WORK TO COMPLETE: Quote the full listing word for word.

DATA FOR THE TASK:
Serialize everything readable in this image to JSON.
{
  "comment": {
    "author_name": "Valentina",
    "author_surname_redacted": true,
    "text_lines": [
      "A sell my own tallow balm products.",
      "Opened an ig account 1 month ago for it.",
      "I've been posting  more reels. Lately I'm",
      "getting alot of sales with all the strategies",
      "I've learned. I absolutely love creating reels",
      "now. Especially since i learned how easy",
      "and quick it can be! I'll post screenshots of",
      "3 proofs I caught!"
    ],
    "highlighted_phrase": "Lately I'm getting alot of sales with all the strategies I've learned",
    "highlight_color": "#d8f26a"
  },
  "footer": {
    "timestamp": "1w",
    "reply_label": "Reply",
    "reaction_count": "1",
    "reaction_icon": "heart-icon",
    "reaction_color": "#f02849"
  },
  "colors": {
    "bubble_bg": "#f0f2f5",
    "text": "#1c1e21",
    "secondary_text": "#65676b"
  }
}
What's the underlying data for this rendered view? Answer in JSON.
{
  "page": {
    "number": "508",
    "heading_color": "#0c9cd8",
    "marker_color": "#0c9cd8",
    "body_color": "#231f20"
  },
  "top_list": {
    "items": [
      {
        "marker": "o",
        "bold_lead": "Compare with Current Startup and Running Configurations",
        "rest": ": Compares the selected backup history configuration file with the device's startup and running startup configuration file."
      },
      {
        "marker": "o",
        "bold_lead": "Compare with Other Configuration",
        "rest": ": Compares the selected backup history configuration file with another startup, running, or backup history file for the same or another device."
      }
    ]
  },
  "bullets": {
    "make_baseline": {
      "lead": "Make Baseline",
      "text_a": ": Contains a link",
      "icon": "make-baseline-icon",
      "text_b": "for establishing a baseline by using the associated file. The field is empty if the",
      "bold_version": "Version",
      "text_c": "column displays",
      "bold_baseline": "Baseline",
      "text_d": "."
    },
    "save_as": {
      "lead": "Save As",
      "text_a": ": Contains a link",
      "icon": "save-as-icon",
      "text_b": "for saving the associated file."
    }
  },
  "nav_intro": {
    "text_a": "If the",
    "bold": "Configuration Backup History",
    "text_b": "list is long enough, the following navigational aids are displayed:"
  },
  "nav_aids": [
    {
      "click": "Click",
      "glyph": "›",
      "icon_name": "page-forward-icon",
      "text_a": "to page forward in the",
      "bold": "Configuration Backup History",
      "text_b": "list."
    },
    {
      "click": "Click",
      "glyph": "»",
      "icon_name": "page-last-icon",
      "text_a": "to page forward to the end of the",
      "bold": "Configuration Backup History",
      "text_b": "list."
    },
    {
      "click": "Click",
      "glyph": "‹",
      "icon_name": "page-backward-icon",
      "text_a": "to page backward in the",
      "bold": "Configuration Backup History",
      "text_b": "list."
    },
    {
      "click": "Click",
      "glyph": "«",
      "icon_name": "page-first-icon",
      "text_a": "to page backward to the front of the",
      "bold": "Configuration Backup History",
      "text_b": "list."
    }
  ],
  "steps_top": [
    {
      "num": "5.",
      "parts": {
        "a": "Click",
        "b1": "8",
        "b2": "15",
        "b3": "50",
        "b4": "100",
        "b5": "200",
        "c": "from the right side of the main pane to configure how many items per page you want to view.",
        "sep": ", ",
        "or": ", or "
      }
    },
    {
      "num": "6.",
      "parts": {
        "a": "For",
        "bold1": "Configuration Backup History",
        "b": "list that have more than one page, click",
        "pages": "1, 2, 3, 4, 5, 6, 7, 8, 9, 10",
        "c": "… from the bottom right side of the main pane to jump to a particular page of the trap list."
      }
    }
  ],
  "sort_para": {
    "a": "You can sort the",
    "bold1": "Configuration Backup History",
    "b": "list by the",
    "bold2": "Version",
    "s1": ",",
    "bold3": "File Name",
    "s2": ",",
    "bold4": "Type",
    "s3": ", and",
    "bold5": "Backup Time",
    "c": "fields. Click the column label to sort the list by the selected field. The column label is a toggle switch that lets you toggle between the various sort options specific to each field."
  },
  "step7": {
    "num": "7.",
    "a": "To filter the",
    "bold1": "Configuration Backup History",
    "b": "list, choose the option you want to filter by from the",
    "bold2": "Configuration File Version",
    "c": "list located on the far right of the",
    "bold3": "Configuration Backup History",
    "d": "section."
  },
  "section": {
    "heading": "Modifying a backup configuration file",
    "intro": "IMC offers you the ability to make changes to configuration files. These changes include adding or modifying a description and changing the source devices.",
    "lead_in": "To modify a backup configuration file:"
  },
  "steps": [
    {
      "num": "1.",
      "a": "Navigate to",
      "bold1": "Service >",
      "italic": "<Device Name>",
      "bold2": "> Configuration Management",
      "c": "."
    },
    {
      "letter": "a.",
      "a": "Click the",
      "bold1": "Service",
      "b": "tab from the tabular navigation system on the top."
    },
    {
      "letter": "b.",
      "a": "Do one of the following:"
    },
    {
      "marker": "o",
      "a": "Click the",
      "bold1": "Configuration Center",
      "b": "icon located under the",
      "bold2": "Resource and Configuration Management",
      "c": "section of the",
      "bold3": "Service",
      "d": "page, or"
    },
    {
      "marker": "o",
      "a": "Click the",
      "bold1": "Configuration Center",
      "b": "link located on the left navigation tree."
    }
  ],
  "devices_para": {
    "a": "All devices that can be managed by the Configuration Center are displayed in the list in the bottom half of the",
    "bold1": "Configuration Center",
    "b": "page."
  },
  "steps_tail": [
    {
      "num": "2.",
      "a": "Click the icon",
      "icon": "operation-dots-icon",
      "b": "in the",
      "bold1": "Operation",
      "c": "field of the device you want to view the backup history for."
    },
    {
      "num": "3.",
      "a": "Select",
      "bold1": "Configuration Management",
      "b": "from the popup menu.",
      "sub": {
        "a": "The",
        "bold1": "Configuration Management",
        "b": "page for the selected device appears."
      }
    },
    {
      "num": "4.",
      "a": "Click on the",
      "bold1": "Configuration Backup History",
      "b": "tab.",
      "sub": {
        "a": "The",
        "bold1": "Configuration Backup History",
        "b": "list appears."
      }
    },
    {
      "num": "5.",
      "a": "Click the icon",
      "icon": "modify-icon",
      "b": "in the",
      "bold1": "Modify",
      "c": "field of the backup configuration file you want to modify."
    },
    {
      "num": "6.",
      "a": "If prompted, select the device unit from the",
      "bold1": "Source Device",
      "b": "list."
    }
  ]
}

RESPONSE TO THIS TASK:
Serialize everything readable in this image to JSON.
{
  "comment": {
    "author_name": "Valentina",
    "author_surname_redacted": true,
    "text_lines": [
      "A sell my own tallow balm products.",
      "Opened an ig account 1 month ago for it.",
      "I've been posting  more reels. Lately I'm",
      "getting alot of sales with all the strategies",
      "I've learned. I absolutely love creating reels",
      "now. Especially since i learned how easy",
      "and quick it can be! I'll post screenshots of",
      "3 proofs I caught!"
    ],
    "highlighted_phrase": "Lately I'm getting alot of sales with all the strategies I've learned",
    "highlight_color": "#d8f26a"
  },
  "footer": {
    "timestamp": "1w",
    "reply_label": "Reply",
    "reaction_count": "1",
    "reaction_icon": "heart-icon",
    "reaction_color": "#f02849"
  },
  "colors": {
    "bubble_bg": "#f0f2f5",
    "text": "#1c1e21",
    "secondary_text": "#65676b"
  }
}
What's the underlying data for this rendered view? Answer in JSON.
{
  "page": {
    "number": "508",
    "heading_color": "#0c9cd8",
    "marker_color": "#0c9cd8",
    "body_color": "#231f20"
  },
  "top_list": {
    "items": [
      {
        "marker": "o",
        "bold_lead": "Compare with Current Startup and Running Configurations",
        "rest": ": Compares the selected backup history configuration file with the device's startup and running startup configuration file."
      },
      {
        "marker": "o",
        "bold_lead": "Compare with Other Configuration",
        "rest": ": Compares the selected backup history configuration file with another startup, running, or backup history file for the same or another device."
      }
    ]
  },
  "bullets": {
    "make_baseline": {
      "lead": "Make Baseline",
      "text_a": ": Contains a link",
      "icon": "make-baseline-icon",
      "text_b": "for establishing a baseline by using the associated file. The field is empty if the",
      "bold_version": "Version",
      "text_c": "column displays",
      "bold_baseline": "Baseline",
      "text_d": "."
    },
    "save_as": {
      "lead": "Save As",
      "text_a": ": Contains a link",
      "icon": "save-as-icon",
      "text_b": "for saving the associated file."
    }
  },
  "nav_intro": {
    "text_a": "If the",
    "bold": "Configuration Backup History",
    "text_b": "list is long enough, the following navigational aids are displayed:"
  },
  "nav_aids": [
    {
      "click": "Click",
      "glyph": "›",
      "icon_name": "page-forward-icon",
      "text_a": "to page forward in the",
      "bold": "Configuration Backup History",
      "text_b": "list."
    },
    {
      "click": "Click",
      "glyph": "»",
      "icon_name": "page-last-icon",
      "text_a": "to page forward to the end of the",
      "bold": "Configuration Backup History",
      "text_b": "list."
    },
    {
      "click": "Click",
      "glyph": "‹",
      "icon_name": "page-backward-icon",
      "text_a": "to page backward in the",
      "bold": "Configuration Backup History",
      "text_b": "list."
    },
    {
      "click": "Click",
      "glyph": "«",
      "icon_name": "page-first-icon",
      "text_a": "to page backward to the front of the",
      "bold": "Configuration Backup History",
      "text_b": "list."
    }
  ],
  "steps_top": [
    {
      "num": "5.",
      "parts": {
        "a": "Click",
        "b1": "8",
        "b2": "15",
        "b3": "50",
        "b4": "100",
        "b5": "200",
        "c": "from the right side of the main pane to configure how many items per page you want to view.",
        "sep": ", ",
        "or": ", or "
      }
    },
    {
      "num": "6.",
      "parts": {
        "a": "For",
        "bold1": "Configuration Backup History",
        "b": "list that have more than one page, click",
        "pages": "1, 2, 3, 4, 5, 6, 7, 8, 9, 10",
        "c": "… from the bottom right side of the main pane to jump to a particular page of the trap list."
      }
    }
  ],
  "sort_para": {
    "a": "You can sort the",
    "bold1": "Configuration Backup History",
    "b": "list by the",
    "bold2": "Version",
    "s1": ",",
    "bold3": "File Name",
    "s2": ",",
    "bold4": "Type",
    "s3": ", and",
    "bold5": "Backup Time",
    "c": "fields. Click the column label to sort the list by the selected field. The column label is a toggle switch that lets you toggle between the various sort options specific to each field."
  },
  "step7": {
    "num": "7.",
    "a": "To filter the",
    "bold1": "Configuration Backup History",
    "b": "list, choose the option you want to filter by from the",
    "bold2": "Configuration File Version",
    "c": "list located on the far right of the",
    "bold3": "Configuration Backup History",
    "d": "section."
  },
  "section": {
    "heading": "Modifying a backup configuration file",
    "intro": "IMC offers you the ability to make changes to configuration files. These changes include adding or modifying a description and changing the source devices.",
    "lead_in": "To modify a backup configuration file:"
  },
  "steps": [
    {
      "num": "1.",
      "a": "Navigate to",
      "bold1": "Service >",
      "italic": "<Device Name>",
      "bold2": "> Configuration Management",
      "c": "."
    },
    {
      "letter": "a.",
      "a": "Click the",
      "bold1": "Service",
      "b": "tab from the tabular navigation system on the top."
    },
    {
      "letter": "b.",
      "a": "Do one of the following:"
    },
    {
      "marker": "o",
      "a": "Click the",
      "bold1": "Configuration Center",
      "b": "icon located under the",
      "bold2": "Resource and Configuration Management",
      "c": "section of the",
      "bold3": "Service",
      "d": "page, or"
    },
    {
      "marker": "o",
      "a": "Click the",
      "bold1": "Configuration Center",
      "b": "link located on the left navigation tree."
    }
  ],
  "devices_para": {
    "a": "All devices that can be managed by the Configuration Center are displayed in the list in the bottom half of the",
    "bold1": "Configuration Center",
    "b": "page."
  },
  "steps_tail": [
    {
      "num": "2.",
      "a": "Click the icon",
      "icon": "operation-dots-icon",
      "b": "in the",
      "bold1": "Operation",
      "c": "field of the device you want to view the backup history for."
    },
    {
      "num": "3.",
      "a": "Select",
      "bold1": "Configuration Management",
      "b": "from the popup menu.",
      "sub": {
        "a": "The",
        "bold1": "Configuration Management",
        "b": "page for the selected device appears."
      }
    },
    {
      "num": "4.",
      "a": "Click on the",
      "bold1": "Configuration Backup History",
      "b": "tab.",
      "sub": {
        "a": "The",
        "bold1": "Configuration Backup History",
        "b": "list appears."
      }
    },
    {
      "num": "5.",
      "a": "Click the icon",
      "icon": "modify-icon",
      "b": "in the",
      "bold1": "Modify",
      "c": "field of the backup configuration file you want to modify."
    },
    {
      "num": "6.",
      "a": "If prompted, select the device unit from the",
      "bold1": "Source Device",
      "b": "list."
    }
  ]
}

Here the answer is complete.